▶ **Work required**:
What is the number of lines in these entries that contain "Kernel"? State it alone.

▶ **Material provided**:

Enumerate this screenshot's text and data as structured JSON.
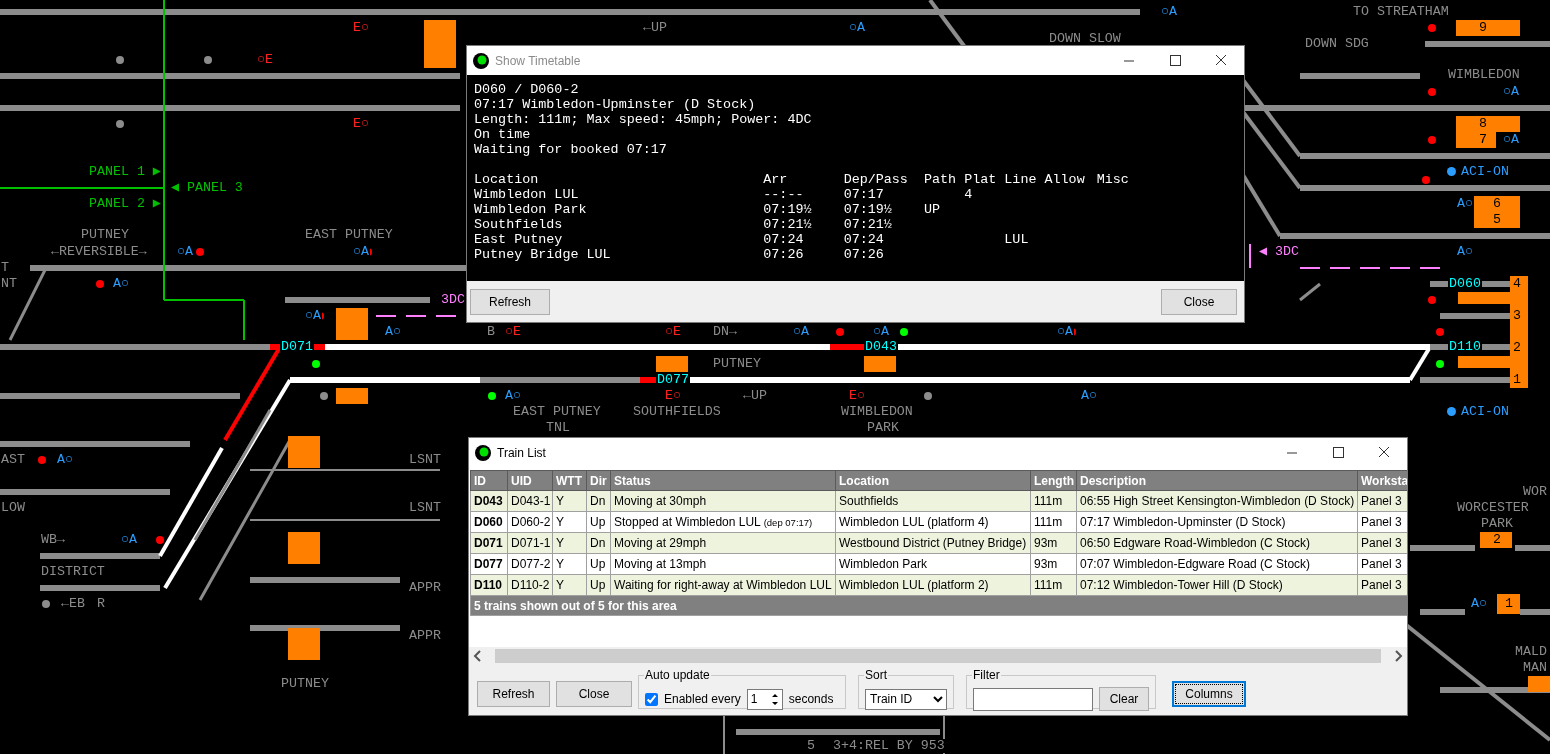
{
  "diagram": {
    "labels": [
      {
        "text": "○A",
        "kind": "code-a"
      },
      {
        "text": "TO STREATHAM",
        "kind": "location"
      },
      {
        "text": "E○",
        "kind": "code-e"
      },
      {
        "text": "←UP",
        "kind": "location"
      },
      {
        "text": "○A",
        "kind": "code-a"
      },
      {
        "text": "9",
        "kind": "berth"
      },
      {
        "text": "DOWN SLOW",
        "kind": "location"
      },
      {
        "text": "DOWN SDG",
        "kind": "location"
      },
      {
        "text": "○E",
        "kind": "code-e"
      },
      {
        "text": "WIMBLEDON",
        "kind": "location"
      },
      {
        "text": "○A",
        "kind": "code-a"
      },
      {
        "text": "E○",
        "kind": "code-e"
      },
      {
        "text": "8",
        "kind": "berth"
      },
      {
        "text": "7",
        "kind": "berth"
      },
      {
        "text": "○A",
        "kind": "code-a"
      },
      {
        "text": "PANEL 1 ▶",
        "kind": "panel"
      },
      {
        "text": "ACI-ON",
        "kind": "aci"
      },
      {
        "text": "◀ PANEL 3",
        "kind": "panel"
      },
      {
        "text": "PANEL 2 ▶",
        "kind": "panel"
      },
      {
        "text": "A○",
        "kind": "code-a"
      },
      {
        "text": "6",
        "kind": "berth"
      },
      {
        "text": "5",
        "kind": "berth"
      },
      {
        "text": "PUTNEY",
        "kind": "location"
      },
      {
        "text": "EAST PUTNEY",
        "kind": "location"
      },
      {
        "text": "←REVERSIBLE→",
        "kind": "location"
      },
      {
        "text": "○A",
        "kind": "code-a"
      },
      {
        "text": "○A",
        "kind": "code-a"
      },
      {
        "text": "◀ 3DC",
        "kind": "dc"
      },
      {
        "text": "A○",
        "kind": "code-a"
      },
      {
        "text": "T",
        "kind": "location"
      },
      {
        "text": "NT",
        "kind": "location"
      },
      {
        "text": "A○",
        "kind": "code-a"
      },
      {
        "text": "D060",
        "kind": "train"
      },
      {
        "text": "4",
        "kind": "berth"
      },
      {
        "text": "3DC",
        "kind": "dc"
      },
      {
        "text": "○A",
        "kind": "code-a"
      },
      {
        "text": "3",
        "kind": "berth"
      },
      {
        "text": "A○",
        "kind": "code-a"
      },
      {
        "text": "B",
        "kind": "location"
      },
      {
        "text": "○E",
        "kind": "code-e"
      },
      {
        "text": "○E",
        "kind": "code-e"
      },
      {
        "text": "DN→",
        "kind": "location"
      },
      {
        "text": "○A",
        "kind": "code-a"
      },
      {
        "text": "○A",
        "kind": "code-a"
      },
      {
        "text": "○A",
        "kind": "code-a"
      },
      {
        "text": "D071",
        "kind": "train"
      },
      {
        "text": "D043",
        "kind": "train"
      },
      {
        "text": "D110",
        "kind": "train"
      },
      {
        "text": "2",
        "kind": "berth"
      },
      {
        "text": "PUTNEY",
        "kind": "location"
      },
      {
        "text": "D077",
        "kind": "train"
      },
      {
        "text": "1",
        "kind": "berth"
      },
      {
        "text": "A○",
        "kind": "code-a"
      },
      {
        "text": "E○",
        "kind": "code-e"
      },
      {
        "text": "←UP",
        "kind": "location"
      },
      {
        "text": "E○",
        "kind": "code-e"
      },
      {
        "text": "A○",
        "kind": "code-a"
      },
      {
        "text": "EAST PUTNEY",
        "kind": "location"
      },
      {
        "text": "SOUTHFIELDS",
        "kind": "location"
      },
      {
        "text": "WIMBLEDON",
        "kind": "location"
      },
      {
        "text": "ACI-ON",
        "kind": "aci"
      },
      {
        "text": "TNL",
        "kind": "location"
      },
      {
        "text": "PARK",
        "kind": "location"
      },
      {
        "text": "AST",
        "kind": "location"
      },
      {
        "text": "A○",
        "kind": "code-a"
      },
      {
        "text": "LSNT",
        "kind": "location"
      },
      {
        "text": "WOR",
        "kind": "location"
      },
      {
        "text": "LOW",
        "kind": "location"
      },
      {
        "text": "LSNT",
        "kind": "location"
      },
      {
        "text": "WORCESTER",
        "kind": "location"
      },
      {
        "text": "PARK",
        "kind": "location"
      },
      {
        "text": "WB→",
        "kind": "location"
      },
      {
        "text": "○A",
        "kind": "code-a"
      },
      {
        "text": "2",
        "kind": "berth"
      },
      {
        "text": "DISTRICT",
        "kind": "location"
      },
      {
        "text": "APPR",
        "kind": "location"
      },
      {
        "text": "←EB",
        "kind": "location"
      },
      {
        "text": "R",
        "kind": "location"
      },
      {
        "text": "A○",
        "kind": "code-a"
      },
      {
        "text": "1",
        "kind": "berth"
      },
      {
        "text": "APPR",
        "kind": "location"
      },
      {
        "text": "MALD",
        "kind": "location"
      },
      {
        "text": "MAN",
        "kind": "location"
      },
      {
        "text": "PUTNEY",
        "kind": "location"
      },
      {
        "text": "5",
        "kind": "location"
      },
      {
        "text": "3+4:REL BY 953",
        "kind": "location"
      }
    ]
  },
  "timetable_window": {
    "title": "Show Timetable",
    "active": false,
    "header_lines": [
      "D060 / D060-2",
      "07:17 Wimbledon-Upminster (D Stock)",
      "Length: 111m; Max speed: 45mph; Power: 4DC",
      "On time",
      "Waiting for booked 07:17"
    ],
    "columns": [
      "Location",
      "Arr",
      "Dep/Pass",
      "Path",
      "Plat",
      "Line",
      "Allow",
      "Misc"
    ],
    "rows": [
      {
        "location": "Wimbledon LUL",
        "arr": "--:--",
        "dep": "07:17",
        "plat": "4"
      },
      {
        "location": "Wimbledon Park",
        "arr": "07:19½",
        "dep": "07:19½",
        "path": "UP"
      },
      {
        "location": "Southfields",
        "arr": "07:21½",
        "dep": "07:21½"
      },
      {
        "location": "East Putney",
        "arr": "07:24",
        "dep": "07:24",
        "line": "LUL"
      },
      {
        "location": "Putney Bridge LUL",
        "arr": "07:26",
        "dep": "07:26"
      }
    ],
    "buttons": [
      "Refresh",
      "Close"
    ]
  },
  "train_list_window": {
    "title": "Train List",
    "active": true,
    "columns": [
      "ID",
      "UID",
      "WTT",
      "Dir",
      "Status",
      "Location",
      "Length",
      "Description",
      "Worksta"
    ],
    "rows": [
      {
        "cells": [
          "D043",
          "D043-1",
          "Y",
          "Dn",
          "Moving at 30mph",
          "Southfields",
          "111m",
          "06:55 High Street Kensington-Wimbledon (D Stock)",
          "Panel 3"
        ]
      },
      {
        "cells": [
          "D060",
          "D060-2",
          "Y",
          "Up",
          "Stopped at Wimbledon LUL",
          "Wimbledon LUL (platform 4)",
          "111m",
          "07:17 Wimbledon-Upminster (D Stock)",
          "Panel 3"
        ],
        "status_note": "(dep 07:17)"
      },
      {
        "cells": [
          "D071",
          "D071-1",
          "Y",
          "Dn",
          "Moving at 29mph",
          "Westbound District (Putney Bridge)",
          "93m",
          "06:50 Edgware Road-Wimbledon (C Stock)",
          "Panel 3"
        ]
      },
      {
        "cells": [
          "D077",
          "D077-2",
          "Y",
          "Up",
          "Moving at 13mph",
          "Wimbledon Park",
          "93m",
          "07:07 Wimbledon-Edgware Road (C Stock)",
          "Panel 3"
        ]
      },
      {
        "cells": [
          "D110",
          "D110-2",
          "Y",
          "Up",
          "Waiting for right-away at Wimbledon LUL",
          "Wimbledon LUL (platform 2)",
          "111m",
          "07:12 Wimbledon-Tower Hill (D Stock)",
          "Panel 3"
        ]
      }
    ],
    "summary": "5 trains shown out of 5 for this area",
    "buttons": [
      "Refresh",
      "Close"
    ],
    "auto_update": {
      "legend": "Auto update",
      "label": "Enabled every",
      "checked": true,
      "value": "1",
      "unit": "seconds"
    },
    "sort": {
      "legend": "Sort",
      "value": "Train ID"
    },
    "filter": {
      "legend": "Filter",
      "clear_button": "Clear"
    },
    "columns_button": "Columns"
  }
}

==

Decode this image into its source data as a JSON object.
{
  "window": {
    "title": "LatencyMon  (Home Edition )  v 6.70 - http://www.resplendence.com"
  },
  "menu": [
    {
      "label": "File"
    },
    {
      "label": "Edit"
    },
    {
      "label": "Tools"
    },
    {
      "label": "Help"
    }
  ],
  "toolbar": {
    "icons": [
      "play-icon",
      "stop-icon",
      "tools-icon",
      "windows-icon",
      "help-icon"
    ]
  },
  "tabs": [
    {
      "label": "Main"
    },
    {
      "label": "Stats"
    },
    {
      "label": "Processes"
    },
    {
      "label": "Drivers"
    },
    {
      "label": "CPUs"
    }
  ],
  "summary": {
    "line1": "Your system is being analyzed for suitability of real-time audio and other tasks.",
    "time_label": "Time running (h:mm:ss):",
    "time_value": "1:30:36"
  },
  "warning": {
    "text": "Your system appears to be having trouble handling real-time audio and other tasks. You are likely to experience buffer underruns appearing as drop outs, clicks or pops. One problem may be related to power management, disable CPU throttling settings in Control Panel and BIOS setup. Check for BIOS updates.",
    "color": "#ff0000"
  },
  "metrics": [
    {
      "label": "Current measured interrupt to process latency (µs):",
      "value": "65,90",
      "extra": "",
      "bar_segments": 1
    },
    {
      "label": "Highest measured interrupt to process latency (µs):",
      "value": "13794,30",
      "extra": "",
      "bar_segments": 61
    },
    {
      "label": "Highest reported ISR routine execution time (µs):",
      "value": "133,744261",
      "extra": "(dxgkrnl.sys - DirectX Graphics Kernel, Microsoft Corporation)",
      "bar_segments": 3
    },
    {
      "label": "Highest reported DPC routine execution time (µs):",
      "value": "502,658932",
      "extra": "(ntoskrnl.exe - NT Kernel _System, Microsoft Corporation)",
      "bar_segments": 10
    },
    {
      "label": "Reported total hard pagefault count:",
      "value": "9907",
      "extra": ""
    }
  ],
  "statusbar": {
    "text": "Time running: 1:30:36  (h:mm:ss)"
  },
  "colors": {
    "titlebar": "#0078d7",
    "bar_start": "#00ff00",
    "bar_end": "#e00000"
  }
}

...

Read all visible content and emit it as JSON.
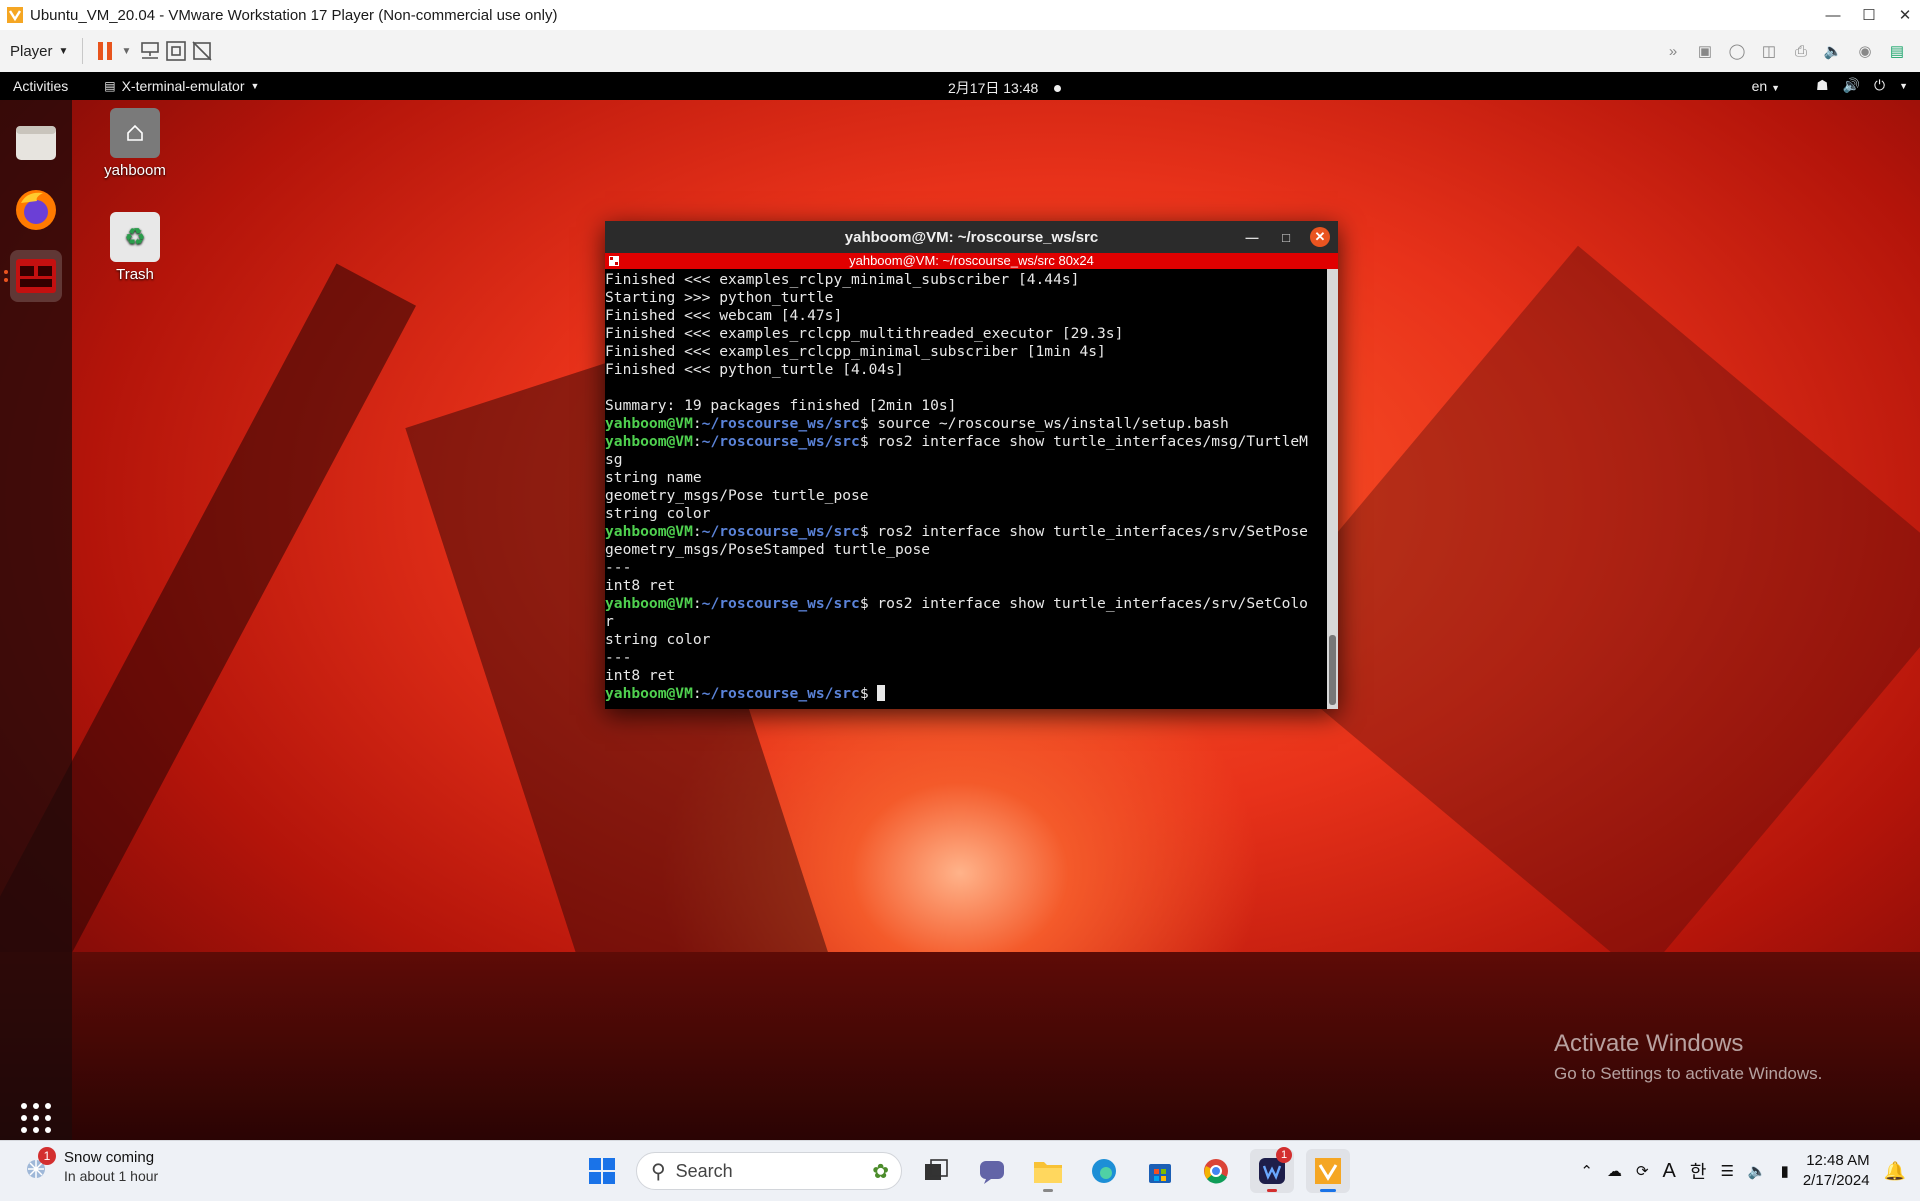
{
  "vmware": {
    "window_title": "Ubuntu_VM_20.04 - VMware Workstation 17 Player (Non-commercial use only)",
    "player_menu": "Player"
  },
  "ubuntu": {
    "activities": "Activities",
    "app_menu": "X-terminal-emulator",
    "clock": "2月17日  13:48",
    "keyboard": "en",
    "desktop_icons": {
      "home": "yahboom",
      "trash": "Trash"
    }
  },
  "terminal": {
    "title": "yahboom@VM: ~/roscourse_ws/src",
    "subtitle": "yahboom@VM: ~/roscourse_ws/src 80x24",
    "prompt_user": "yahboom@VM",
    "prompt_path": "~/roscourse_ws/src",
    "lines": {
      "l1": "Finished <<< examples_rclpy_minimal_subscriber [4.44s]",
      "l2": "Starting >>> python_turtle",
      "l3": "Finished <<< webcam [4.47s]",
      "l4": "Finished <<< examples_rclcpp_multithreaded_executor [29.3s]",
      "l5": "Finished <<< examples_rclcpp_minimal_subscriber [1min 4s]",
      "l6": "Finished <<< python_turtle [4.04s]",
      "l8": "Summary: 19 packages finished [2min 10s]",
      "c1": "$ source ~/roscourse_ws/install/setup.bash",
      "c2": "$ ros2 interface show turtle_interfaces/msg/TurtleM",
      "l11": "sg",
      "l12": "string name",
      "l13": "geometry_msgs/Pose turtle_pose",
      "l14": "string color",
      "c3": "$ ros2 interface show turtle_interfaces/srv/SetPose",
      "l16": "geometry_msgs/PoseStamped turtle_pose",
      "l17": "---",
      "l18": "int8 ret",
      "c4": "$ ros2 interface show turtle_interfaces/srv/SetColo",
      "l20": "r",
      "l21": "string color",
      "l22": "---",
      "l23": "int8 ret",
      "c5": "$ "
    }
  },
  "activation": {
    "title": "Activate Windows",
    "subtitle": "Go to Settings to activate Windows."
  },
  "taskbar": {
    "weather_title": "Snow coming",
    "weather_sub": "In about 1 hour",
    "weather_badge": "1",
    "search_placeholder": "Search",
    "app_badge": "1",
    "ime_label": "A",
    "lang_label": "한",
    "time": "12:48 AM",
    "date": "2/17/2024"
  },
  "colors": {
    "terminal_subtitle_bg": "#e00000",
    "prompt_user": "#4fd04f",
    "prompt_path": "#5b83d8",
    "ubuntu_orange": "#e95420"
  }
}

▶ **The response**:
2